» Given task: All of the material below is to be retyped exactly.

» Records provided:
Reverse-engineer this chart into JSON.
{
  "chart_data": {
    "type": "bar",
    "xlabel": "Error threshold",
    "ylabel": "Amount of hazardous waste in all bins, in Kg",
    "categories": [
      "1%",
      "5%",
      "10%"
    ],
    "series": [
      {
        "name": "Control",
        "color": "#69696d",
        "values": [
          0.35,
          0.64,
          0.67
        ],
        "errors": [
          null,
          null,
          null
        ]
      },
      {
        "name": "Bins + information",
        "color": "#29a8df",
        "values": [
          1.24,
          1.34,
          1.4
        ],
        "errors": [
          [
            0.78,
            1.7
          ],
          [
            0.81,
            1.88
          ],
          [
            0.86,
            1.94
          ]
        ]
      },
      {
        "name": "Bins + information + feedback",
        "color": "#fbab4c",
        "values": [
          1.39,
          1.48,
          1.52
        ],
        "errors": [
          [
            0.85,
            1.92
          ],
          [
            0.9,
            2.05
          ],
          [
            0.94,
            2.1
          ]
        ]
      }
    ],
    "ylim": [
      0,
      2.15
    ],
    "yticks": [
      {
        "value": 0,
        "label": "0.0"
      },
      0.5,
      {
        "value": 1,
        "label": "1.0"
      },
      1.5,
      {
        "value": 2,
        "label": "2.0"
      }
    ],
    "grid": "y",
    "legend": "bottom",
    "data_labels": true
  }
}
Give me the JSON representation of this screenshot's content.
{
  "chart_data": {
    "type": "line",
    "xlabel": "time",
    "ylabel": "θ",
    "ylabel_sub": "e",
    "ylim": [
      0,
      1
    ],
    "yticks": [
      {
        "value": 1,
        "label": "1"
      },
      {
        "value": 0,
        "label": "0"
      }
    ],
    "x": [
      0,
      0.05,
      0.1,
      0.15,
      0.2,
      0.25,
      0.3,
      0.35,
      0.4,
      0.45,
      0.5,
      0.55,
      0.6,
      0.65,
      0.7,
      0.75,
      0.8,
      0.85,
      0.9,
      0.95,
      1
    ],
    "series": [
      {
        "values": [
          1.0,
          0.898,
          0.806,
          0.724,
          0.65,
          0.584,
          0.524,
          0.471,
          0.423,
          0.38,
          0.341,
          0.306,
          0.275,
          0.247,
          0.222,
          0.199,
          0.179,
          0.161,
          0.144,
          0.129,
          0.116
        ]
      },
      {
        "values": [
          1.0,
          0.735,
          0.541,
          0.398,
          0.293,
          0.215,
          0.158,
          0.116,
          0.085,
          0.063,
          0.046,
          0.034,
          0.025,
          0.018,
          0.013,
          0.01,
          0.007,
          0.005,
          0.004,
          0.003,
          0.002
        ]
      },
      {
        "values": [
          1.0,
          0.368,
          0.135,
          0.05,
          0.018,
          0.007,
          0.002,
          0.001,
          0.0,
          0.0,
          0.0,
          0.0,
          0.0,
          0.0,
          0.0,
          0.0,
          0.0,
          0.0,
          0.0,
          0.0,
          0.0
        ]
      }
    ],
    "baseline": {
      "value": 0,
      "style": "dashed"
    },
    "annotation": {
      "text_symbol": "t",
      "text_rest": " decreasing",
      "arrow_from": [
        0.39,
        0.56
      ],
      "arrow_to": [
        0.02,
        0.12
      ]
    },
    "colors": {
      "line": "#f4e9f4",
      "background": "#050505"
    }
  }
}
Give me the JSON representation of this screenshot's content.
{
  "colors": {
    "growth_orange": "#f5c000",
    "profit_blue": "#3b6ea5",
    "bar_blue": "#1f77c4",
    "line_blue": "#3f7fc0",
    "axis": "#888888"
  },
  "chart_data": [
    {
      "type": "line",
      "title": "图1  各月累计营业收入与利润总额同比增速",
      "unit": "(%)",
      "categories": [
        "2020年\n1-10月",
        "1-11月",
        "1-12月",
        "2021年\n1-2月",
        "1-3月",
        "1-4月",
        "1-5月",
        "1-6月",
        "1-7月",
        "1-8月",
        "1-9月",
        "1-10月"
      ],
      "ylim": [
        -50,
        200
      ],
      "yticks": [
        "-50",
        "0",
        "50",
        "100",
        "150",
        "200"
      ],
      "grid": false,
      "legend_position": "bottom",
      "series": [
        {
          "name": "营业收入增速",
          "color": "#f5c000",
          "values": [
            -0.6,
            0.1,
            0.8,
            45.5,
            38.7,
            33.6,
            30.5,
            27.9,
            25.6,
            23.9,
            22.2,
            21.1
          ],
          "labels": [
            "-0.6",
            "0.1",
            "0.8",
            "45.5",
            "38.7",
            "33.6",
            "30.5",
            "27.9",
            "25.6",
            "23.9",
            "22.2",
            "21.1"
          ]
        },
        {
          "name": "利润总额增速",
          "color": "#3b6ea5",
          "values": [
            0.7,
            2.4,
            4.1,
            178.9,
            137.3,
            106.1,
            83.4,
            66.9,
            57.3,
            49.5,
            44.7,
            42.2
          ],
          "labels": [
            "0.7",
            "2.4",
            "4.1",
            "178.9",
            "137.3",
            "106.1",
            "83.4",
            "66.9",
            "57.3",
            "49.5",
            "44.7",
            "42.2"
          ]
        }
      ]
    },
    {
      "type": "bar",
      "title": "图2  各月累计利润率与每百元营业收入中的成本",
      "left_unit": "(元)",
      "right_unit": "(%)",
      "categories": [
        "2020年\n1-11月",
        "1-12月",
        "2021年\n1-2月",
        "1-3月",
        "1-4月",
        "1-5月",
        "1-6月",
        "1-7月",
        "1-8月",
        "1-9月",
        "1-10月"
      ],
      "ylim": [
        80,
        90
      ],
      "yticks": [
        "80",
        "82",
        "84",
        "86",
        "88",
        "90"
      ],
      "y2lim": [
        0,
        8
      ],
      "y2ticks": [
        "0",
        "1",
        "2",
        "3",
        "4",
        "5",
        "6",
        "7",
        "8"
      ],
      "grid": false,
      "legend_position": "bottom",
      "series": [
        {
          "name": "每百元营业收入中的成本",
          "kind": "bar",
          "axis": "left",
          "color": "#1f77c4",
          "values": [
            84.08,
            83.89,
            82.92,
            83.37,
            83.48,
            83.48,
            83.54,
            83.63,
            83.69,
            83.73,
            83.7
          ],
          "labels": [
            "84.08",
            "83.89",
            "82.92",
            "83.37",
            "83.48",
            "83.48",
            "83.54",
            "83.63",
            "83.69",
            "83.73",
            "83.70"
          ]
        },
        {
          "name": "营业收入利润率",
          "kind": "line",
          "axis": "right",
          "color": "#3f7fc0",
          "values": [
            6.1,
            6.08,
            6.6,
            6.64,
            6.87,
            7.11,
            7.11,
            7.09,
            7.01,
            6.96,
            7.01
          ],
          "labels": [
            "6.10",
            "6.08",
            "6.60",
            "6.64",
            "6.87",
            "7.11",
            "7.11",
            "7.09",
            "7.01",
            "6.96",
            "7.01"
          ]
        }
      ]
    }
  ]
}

» Completed exercise:
Reverse-engineer this chart into JSON.
{
  "chart_data": {
    "type": "bar",
    "xlabel": "Error threshold",
    "ylabel": "Amount of hazardous waste in all bins, in Kg",
    "categories": [
      "1%",
      "5%",
      "10%"
    ],
    "series": [
      {
        "name": "Control",
        "color": "#69696d",
        "values": [
          0.35,
          0.64,
          0.67
        ],
        "errors": [
          null,
          null,
          null
        ]
      },
      {
        "name": "Bins + information",
        "color": "#29a8df",
        "values": [
          1.24,
          1.34,
          1.4
        ],
        "errors": [
          [
            0.78,
            1.7
          ],
          [
            0.81,
            1.88
          ],
          [
            0.86,
            1.94
          ]
        ]
      },
      {
        "name": "Bins + information + feedback",
        "color": "#fbab4c",
        "values": [
          1.39,
          1.48,
          1.52
        ],
        "errors": [
          [
            0.85,
            1.92
          ],
          [
            0.9,
            2.05
          ],
          [
            0.94,
            2.1
          ]
        ]
      }
    ],
    "ylim": [
      0,
      2.15
    ],
    "yticks": [
      {
        "value": 0,
        "label": "0.0"
      },
      0.5,
      {
        "value": 1,
        "label": "1.0"
      },
      1.5,
      {
        "value": 2,
        "label": "2.0"
      }
    ],
    "grid": "y",
    "legend": "bottom",
    "data_labels": true
  }
}
Give me the JSON representation of this screenshot's content.
{
  "chart_data": {
    "type": "line",
    "xlabel": "time",
    "ylabel": "θ",
    "ylabel_sub": "e",
    "ylim": [
      0,
      1
    ],
    "yticks": [
      {
        "value": 1,
        "label": "1"
      },
      {
        "value": 0,
        "label": "0"
      }
    ],
    "x": [
      0,
      0.05,
      0.1,
      0.15,
      0.2,
      0.25,
      0.3,
      0.35,
      0.4,
      0.45,
      0.5,
      0.55,
      0.6,
      0.65,
      0.7,
      0.75,
      0.8,
      0.85,
      0.9,
      0.95,
      1
    ],
    "series": [
      {
        "values": [
          1.0,
          0.898,
          0.806,
          0.724,
          0.65,
          0.584,
          0.524,
          0.471,
          0.423,
          0.38,
          0.341,
          0.306,
          0.275,
          0.247,
          0.222,
          0.199,
          0.179,
          0.161,
          0.144,
          0.129,
          0.116
        ]
      },
      {
        "values": [
          1.0,
          0.735,
          0.541,
          0.398,
          0.293,
          0.215,
          0.158,
          0.116,
          0.085,
          0.063,
          0.046,
          0.034,
          0.025,
          0.018,
          0.013,
          0.01,
          0.007,
          0.005,
          0.004,
          0.003,
          0.002
        ]
      },
      {
        "values": [
          1.0,
          0.368,
          0.135,
          0.05,
          0.018,
          0.007,
          0.002,
          0.001,
          0.0,
          0.0,
          0.0,
          0.0,
          0.0,
          0.0,
          0.0,
          0.0,
          0.0,
          0.0,
          0.0,
          0.0,
          0.0
        ]
      }
    ],
    "baseline": {
      "value": 0,
      "style": "dashed"
    },
    "annotation": {
      "text_symbol": "t",
      "text_rest": " decreasing",
      "arrow_from": [
        0.39,
        0.56
      ],
      "arrow_to": [
        0.02,
        0.12
      ]
    },
    "colors": {
      "line": "#f4e9f4",
      "background": "#050505"
    }
  }
}
Give me the JSON representation of this screenshot's content.
{
  "colors": {
    "growth_orange": "#f5c000",
    "profit_blue": "#3b6ea5",
    "bar_blue": "#1f77c4",
    "line_blue": "#3f7fc0",
    "axis": "#888888"
  },
  "chart_data": [
    {
      "type": "line",
      "title": "图1  各月累计营业收入与利润总额同比增速",
      "unit": "(%)",
      "categories": [
        "2020年\n1-10月",
        "1-11月",
        "1-12月",
        "2021年\n1-2月",
        "1-3月",
        "1-4月",
        "1-5月",
        "1-6月",
        "1-7月",
        "1-8月",
        "1-9月",
        "1-10月"
      ],
      "ylim": [
        -50,
        200
      ],
      "yticks": [
        "-50",
        "0",
        "50",
        "100",
        "150",
        "200"
      ],
      "grid": false,
      "legend_position": "bottom",
      "series": [
        {
          "name": "营业收入增速",
          "color": "#f5c000",
          "values": [
            -0.6,
            0.1,
            0.8,
            45.5,
            38.7,
            33.6,
            30.5,
            27.9,
            25.6,
            23.9,
            22.2,
            21.1
          ],
          "labels": [
            "-0.6",
            "0.1",
            "0.8",
            "45.5",
            "38.7",
            "33.6",
            "30.5",
            "27.9",
            "25.6",
            "23.9",
            "22.2",
            "21.1"
          ]
        },
        {
          "name": "利润总额增速",
          "color": "#3b6ea5",
          "values": [
            0.7,
            2.4,
            4.1,
            178.9,
            137.3,
            106.1,
            83.4,
            66.9,
            57.3,
            49.5,
            44.7,
            42.2
          ],
          "labels": [
            "0.7",
            "2.4",
            "4.1",
            "178.9",
            "137.3",
            "106.1",
            "83.4",
            "66.9",
            "57.3",
            "49.5",
            "44.7",
            "42.2"
          ]
        }
      ]
    },
    {
      "type": "bar",
      "title": "图2  各月累计利润率与每百元营业收入中的成本",
      "left_unit": "(元)",
      "right_unit": "(%)",
      "categories": [
        "2020年\n1-11月",
        "1-12月",
        "2021年\n1-2月",
        "1-3月",
        "1-4月",
        "1-5月",
        "1-6月",
        "1-7月",
        "1-8月",
        "1-9月",
        "1-10月"
      ],
      "ylim": [
        80,
        90
      ],
      "yticks": [
        "80",
        "82",
        "84",
        "86",
        "88",
        "90"
      ],
      "y2lim": [
        0,
        8
      ],
      "y2ticks": [
        "0",
        "1",
        "2",
        "3",
        "4",
        "5",
        "6",
        "7",
        "8"
      ],
      "grid": false,
      "legend_position": "bottom",
      "series": [
        {
          "name": "每百元营业收入中的成本",
          "kind": "bar",
          "axis": "left",
          "color": "#1f77c4",
          "values": [
            84.08,
            83.89,
            82.92,
            83.37,
            83.48,
            83.48,
            83.54,
            83.63,
            83.69,
            83.73,
            83.7
          ],
          "labels": [
            "84.08",
            "83.89",
            "82.92",
            "83.37",
            "83.48",
            "83.48",
            "83.54",
            "83.63",
            "83.69",
            "83.73",
            "83.70"
          ]
        },
        {
          "name": "营业收入利润率",
          "kind": "line",
          "axis": "right",
          "color": "#3f7fc0",
          "values": [
            6.1,
            6.08,
            6.6,
            6.64,
            6.87,
            7.11,
            7.11,
            7.09,
            7.01,
            6.96,
            7.01
          ],
          "labels": [
            "6.10",
            "6.08",
            "6.60",
            "6.64",
            "6.87",
            "7.11",
            "7.11",
            "7.09",
            "7.01",
            "6.96",
            "7.01"
          ]
        }
      ]
    }
  ]
}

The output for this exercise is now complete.